Stored data »
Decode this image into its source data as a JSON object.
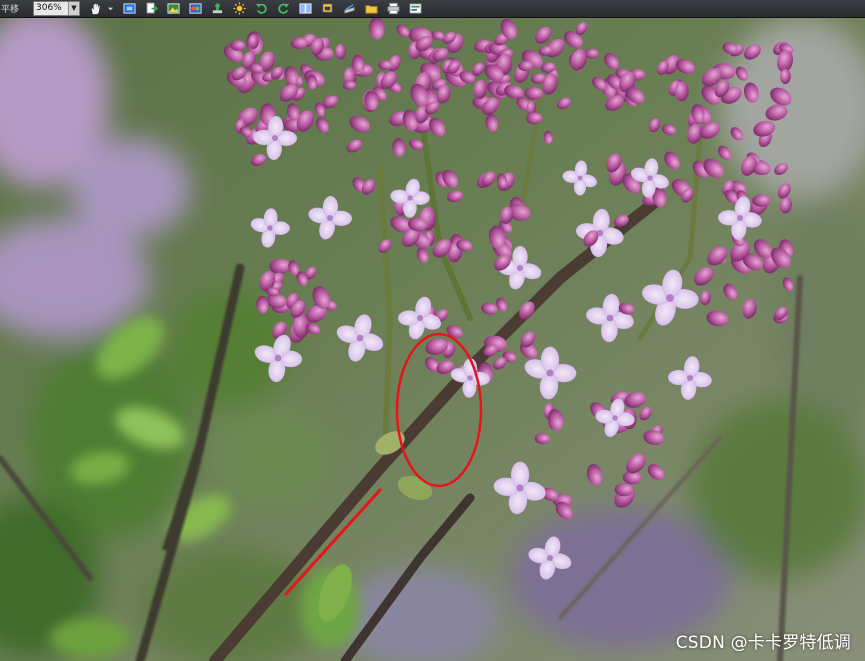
{
  "toolbar": {
    "label": "平移",
    "zoom_value": "306%",
    "buttons": [
      {
        "name": "hand-pan-icon"
      },
      {
        "name": "fit-window-icon"
      },
      {
        "name": "export-page-icon"
      },
      {
        "name": "image-view-icon"
      },
      {
        "name": "color-adjust-icon"
      },
      {
        "name": "stamp-icon"
      },
      {
        "name": "brightness-icon"
      },
      {
        "name": "rotate-left-icon"
      },
      {
        "name": "rotate-right-icon"
      },
      {
        "name": "two-page-icon"
      },
      {
        "name": "crop-icon"
      },
      {
        "name": "scanner-icon"
      },
      {
        "name": "folder-icon"
      },
      {
        "name": "print-icon"
      },
      {
        "name": "settings-panel-icon"
      }
    ]
  },
  "photo": {
    "subject": "lilac-branch-photo",
    "watermark": "CSDN @卡卡罗特低调",
    "annotation_color": "#e8141a"
  }
}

Aim of the task » Transcribe the records above exactly, leaving out every picture.

Complete output »
Decode this image into its source data as a JSON object.
{
  "toolbar": {
    "label": "平移",
    "zoom_value": "306%",
    "buttons": [
      {
        "name": "hand-pan-icon"
      },
      {
        "name": "fit-window-icon"
      },
      {
        "name": "export-page-icon"
      },
      {
        "name": "image-view-icon"
      },
      {
        "name": "color-adjust-icon"
      },
      {
        "name": "stamp-icon"
      },
      {
        "name": "brightness-icon"
      },
      {
        "name": "rotate-left-icon"
      },
      {
        "name": "rotate-right-icon"
      },
      {
        "name": "two-page-icon"
      },
      {
        "name": "crop-icon"
      },
      {
        "name": "scanner-icon"
      },
      {
        "name": "folder-icon"
      },
      {
        "name": "print-icon"
      },
      {
        "name": "settings-panel-icon"
      }
    ]
  },
  "photo": {
    "subject": "lilac-branch-photo",
    "watermark": "CSDN @卡卡罗特低调",
    "annotation_color": "#e8141a"
  }
}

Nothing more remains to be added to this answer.